## TASK DESCRIPTION:
Write out all of the lines below, exactly and completely.

[Entries with figure data]
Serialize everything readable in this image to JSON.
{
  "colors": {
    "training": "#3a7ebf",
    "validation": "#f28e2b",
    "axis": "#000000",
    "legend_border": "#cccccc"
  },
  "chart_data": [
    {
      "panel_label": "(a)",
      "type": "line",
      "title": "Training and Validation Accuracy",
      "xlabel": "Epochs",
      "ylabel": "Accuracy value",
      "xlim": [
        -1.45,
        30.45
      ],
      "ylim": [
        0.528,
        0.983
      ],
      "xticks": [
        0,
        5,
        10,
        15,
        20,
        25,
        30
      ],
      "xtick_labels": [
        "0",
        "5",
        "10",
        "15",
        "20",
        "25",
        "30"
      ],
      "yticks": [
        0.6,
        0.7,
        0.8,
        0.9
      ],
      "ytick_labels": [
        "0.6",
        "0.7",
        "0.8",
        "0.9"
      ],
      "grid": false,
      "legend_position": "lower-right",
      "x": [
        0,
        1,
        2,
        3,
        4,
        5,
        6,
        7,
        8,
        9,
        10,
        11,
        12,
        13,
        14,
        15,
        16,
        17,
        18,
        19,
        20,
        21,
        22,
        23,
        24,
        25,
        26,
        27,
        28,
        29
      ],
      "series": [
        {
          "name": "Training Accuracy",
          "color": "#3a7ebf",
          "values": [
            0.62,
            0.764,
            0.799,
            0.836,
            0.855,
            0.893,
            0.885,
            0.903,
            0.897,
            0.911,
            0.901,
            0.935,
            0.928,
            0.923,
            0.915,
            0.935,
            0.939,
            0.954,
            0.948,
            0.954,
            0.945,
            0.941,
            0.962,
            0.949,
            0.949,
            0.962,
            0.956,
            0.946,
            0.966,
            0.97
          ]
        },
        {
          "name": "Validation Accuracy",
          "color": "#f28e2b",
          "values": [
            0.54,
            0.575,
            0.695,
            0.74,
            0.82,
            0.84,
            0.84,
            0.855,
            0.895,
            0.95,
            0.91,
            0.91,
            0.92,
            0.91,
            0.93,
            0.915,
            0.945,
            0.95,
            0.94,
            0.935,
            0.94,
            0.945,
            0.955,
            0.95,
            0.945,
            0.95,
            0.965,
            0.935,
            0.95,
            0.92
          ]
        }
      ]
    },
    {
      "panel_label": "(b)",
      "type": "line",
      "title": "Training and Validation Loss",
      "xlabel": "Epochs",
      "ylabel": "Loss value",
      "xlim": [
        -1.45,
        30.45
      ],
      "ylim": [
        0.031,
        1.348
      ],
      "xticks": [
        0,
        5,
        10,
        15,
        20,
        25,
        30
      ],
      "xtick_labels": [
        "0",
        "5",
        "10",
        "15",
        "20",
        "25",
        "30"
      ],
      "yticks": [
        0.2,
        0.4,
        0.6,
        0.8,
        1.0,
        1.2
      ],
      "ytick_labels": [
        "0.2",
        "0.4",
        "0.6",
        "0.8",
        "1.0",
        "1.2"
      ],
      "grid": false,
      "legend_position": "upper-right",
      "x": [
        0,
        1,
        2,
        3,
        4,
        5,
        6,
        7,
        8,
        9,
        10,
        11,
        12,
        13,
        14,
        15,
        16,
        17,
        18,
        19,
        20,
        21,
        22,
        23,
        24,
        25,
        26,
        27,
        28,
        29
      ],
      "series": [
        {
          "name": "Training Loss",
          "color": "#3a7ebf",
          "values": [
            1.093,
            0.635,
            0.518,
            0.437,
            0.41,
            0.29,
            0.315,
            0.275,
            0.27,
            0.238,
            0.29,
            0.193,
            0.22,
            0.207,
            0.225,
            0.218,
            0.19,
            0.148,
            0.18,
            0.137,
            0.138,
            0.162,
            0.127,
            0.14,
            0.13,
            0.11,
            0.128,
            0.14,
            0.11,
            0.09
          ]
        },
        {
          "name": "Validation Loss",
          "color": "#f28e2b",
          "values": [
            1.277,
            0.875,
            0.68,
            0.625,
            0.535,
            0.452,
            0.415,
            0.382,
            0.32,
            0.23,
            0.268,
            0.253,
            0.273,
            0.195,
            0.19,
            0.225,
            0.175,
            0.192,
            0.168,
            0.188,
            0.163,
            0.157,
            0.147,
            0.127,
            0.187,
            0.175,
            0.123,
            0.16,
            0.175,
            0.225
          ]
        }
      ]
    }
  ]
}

## SOLUTION TO THIS EXERCISE:
Serialize everything readable in this image to JSON.
{
  "colors": {
    "training": "#3a7ebf",
    "validation": "#f28e2b",
    "axis": "#000000",
    "legend_border": "#cccccc"
  },
  "chart_data": [
    {
      "panel_label": "(a)",
      "type": "line",
      "title": "Training and Validation Accuracy",
      "xlabel": "Epochs",
      "ylabel": "Accuracy value",
      "xlim": [
        -1.45,
        30.45
      ],
      "ylim": [
        0.528,
        0.983
      ],
      "xticks": [
        0,
        5,
        10,
        15,
        20,
        25,
        30
      ],
      "xtick_labels": [
        "0",
        "5",
        "10",
        "15",
        "20",
        "25",
        "30"
      ],
      "yticks": [
        0.6,
        0.7,
        0.8,
        0.9
      ],
      "ytick_labels": [
        "0.6",
        "0.7",
        "0.8",
        "0.9"
      ],
      "grid": false,
      "legend_position": "lower-right",
      "x": [
        0,
        1,
        2,
        3,
        4,
        5,
        6,
        7,
        8,
        9,
        10,
        11,
        12,
        13,
        14,
        15,
        16,
        17,
        18,
        19,
        20,
        21,
        22,
        23,
        24,
        25,
        26,
        27,
        28,
        29
      ],
      "series": [
        {
          "name": "Training Accuracy",
          "color": "#3a7ebf",
          "values": [
            0.62,
            0.764,
            0.799,
            0.836,
            0.855,
            0.893,
            0.885,
            0.903,
            0.897,
            0.911,
            0.901,
            0.935,
            0.928,
            0.923,
            0.915,
            0.935,
            0.939,
            0.954,
            0.948,
            0.954,
            0.945,
            0.941,
            0.962,
            0.949,
            0.949,
            0.962,
            0.956,
            0.946,
            0.966,
            0.97
          ]
        },
        {
          "name": "Validation Accuracy",
          "color": "#f28e2b",
          "values": [
            0.54,
            0.575,
            0.695,
            0.74,
            0.82,
            0.84,
            0.84,
            0.855,
            0.895,
            0.95,
            0.91,
            0.91,
            0.92,
            0.91,
            0.93,
            0.915,
            0.945,
            0.95,
            0.94,
            0.935,
            0.94,
            0.945,
            0.955,
            0.95,
            0.945,
            0.95,
            0.965,
            0.935,
            0.95,
            0.92
          ]
        }
      ]
    },
    {
      "panel_label": "(b)",
      "type": "line",
      "title": "Training and Validation Loss",
      "xlabel": "Epochs",
      "ylabel": "Loss value",
      "xlim": [
        -1.45,
        30.45
      ],
      "ylim": [
        0.031,
        1.348
      ],
      "xticks": [
        0,
        5,
        10,
        15,
        20,
        25,
        30
      ],
      "xtick_labels": [
        "0",
        "5",
        "10",
        "15",
        "20",
        "25",
        "30"
      ],
      "yticks": [
        0.2,
        0.4,
        0.6,
        0.8,
        1.0,
        1.2
      ],
      "ytick_labels": [
        "0.2",
        "0.4",
        "0.6",
        "0.8",
        "1.0",
        "1.2"
      ],
      "grid": false,
      "legend_position": "upper-right",
      "x": [
        0,
        1,
        2,
        3,
        4,
        5,
        6,
        7,
        8,
        9,
        10,
        11,
        12,
        13,
        14,
        15,
        16,
        17,
        18,
        19,
        20,
        21,
        22,
        23,
        24,
        25,
        26,
        27,
        28,
        29
      ],
      "series": [
        {
          "name": "Training Loss",
          "color": "#3a7ebf",
          "values": [
            1.093,
            0.635,
            0.518,
            0.437,
            0.41,
            0.29,
            0.315,
            0.275,
            0.27,
            0.238,
            0.29,
            0.193,
            0.22,
            0.207,
            0.225,
            0.218,
            0.19,
            0.148,
            0.18,
            0.137,
            0.138,
            0.162,
            0.127,
            0.14,
            0.13,
            0.11,
            0.128,
            0.14,
            0.11,
            0.09
          ]
        },
        {
          "name": "Validation Loss",
          "color": "#f28e2b",
          "values": [
            1.277,
            0.875,
            0.68,
            0.625,
            0.535,
            0.452,
            0.415,
            0.382,
            0.32,
            0.23,
            0.268,
            0.253,
            0.273,
            0.195,
            0.19,
            0.225,
            0.175,
            0.192,
            0.168,
            0.188,
            0.163,
            0.157,
            0.147,
            0.127,
            0.187,
            0.175,
            0.123,
            0.16,
            0.175,
            0.225
          ]
        }
      ]
    }
  ]
}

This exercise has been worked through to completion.